=== Texto fornecido ===
= = = = =

Para Ziraldo, em qualquer seleção dos dois melhores cartunistas brasileiros, um deles será Henfil. Jaguar diz só ter conhecido dois gênios na vida: Garrincha e Henfil. Aos elogios dos colegas, pode-se somar a importância histórica que o artista teve na luta contra o regime militar.
“Henfil Brasil”, que começa hoje no Centro Cultural Banco do Brasil do Rio, é a primeira grande exposição sobre o artista desde sua morte, em 1988, aos 43 anos, de Aids, contraída em uma transfusão de sangue. E uma grande chance para pôr à prova a vigência de sua obra, sempre associada ao período da ditadura.
“A obra de Henfil é de uma atualidade impressionante. Quando revemos a maioria de seus cartuns, parece que foram concebidos ontem. Problemas que abordava continuam sem solução, numa espécie de tragédia permanente da vida brasileira”, diz Dênis de Moraes, autor da biografia “O Rebelde do Traço – A Vida de Henfil”.

= = = = =

=== Tarefa 1 ===
No texto sobre a exposição de Henfil, quais são os dois gênios que Jaguar diz ter conhecido na vida?
=== Tarefa 2 ===
Continue o texto sobre a exposição de Henfil a partir da fala de Dênis de Moraes.

(Dados de anotação de layout)
= = = = =

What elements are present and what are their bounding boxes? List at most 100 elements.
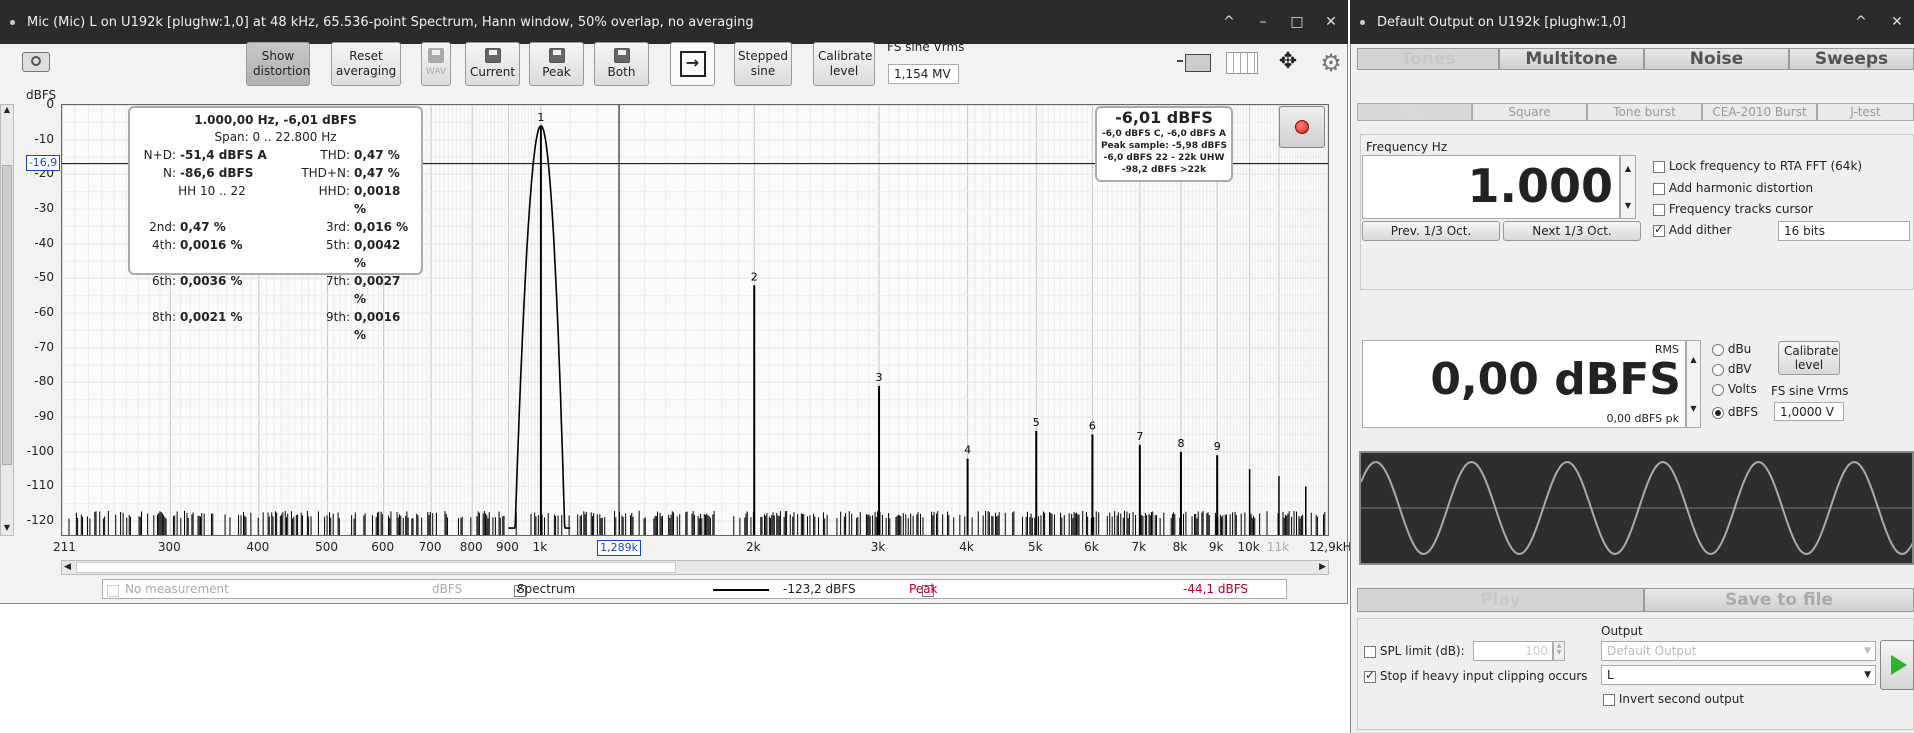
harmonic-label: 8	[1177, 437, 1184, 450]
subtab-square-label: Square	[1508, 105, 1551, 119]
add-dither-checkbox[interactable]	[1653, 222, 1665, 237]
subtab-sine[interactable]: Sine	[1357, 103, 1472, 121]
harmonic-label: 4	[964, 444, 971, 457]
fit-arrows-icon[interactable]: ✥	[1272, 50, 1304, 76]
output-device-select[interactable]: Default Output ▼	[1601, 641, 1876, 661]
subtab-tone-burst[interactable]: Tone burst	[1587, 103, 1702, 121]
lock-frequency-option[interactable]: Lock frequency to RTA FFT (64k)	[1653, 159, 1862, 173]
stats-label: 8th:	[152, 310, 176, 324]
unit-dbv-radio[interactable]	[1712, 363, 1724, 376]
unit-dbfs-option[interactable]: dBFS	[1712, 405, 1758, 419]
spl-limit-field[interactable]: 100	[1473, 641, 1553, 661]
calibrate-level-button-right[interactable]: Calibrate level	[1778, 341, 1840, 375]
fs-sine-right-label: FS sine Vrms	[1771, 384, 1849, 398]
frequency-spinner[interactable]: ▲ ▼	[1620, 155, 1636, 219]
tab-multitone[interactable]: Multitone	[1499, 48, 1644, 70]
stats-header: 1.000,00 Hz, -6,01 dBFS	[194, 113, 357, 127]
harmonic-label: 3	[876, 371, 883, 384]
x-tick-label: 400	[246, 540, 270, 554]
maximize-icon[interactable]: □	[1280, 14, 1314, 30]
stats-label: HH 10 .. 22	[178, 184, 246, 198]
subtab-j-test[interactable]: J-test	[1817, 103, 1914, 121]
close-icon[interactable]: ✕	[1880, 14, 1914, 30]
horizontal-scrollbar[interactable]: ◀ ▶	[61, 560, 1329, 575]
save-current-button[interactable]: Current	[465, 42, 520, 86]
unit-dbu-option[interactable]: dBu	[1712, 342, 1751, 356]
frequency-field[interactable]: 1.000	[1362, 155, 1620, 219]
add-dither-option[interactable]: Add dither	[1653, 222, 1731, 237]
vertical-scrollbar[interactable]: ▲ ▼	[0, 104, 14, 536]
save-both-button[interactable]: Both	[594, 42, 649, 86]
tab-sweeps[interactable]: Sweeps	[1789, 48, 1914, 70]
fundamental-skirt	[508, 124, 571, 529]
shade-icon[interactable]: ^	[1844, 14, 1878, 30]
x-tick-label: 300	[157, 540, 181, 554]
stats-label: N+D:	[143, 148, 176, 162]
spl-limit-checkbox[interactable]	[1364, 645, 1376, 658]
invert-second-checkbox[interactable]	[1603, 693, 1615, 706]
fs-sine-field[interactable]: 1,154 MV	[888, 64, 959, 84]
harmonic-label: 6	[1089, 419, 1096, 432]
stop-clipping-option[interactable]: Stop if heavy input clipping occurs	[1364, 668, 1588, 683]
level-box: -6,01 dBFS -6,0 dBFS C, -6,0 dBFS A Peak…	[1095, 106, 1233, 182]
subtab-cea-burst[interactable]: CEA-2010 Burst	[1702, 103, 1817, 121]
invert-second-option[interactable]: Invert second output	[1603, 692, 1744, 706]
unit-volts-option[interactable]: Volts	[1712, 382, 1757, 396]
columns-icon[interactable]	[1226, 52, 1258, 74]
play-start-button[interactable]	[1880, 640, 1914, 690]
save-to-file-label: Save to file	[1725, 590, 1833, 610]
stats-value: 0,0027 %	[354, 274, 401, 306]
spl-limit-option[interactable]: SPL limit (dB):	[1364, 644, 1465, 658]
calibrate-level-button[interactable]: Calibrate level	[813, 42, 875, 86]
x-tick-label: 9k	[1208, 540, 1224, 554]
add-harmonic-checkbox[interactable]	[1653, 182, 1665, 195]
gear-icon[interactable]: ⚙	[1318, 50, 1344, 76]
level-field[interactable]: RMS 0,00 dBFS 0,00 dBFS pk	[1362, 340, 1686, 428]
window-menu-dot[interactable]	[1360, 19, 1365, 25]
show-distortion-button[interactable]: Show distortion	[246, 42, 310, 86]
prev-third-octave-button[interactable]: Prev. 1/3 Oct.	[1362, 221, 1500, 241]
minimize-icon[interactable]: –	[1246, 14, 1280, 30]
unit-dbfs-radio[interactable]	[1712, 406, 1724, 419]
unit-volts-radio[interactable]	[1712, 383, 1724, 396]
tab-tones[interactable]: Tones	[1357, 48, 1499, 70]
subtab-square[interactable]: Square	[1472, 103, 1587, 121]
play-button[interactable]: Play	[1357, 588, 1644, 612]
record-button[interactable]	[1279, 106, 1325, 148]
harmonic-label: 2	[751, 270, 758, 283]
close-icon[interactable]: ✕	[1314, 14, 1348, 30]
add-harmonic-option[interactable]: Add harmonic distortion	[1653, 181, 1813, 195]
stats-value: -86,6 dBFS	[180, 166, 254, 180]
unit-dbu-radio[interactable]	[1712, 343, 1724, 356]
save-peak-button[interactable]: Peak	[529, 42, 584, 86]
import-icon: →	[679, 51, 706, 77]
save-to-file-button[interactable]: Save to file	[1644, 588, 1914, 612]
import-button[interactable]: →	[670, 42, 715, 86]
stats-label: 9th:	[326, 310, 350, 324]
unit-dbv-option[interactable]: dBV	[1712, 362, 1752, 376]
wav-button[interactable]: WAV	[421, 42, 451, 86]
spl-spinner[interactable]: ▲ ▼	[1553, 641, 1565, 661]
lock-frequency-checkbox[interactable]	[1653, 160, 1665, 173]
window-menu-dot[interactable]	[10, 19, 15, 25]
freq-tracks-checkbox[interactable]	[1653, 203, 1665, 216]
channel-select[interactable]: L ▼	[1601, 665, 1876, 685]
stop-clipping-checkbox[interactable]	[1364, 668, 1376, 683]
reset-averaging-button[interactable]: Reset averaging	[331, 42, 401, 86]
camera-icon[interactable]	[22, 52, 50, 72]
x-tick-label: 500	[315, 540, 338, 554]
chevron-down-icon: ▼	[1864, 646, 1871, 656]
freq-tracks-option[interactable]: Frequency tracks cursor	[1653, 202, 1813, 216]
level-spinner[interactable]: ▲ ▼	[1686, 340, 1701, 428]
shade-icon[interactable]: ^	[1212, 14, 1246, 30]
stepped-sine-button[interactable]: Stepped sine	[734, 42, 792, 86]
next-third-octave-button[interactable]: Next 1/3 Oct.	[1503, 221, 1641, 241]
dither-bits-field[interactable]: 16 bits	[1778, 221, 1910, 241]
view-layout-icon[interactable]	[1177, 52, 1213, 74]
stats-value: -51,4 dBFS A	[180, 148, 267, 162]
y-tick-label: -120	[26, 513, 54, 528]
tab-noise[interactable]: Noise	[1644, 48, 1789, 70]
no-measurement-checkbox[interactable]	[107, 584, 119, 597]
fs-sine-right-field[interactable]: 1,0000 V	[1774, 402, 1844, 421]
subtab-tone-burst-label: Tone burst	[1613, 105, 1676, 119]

= = = = =

=== Resposta 1 ===
Garrincha e Henfil.

=== Resposta 2 ===
Por muitos anos, Ivan Cosenza de Souza, único filho de Henfil, constatou que nem todos pensavam como Moraes. Ouviu muitos “nãos” de jornais, que rejeitavam publicar as tiras de seu pai porque elas estariam “fora de contexto”. As exposições que conseguia fazer eram pequenas, em lugares e eventos pequenos.
Hoje, as tiras estão saindo em três jornais de grande tiragem, foram editados cinco livros reunindo seus desenhos, e a obra despertou o interesse do CCBB.
“Essa exposição não é a realização de um objetivo, mas o primeiro passo. A obra precisa ser catalogada, restaurada, posta na internet. O que está mostrado aqui é só 3% do que tenho”, afirma Cosenza, 35, que montou a exposição com a produtora Julia Peregrino e o crítico Paulo Sérgio Duarte.
A mostra conta com 500 peças (uma página de quadrinhos é uma peça, por exemplo) e tem como foco principal personagens criados por Henfil: a Turma da Caatinga, com Graúna, Zeferino e Bode Orelana; os Fradinhos; Ubaldo, o paranóico; Urubu, torcedor-símbolo do Flamengo; e Cabôco Mamadô, aquele que enterrava os que não se posicionavam contra o regime militar.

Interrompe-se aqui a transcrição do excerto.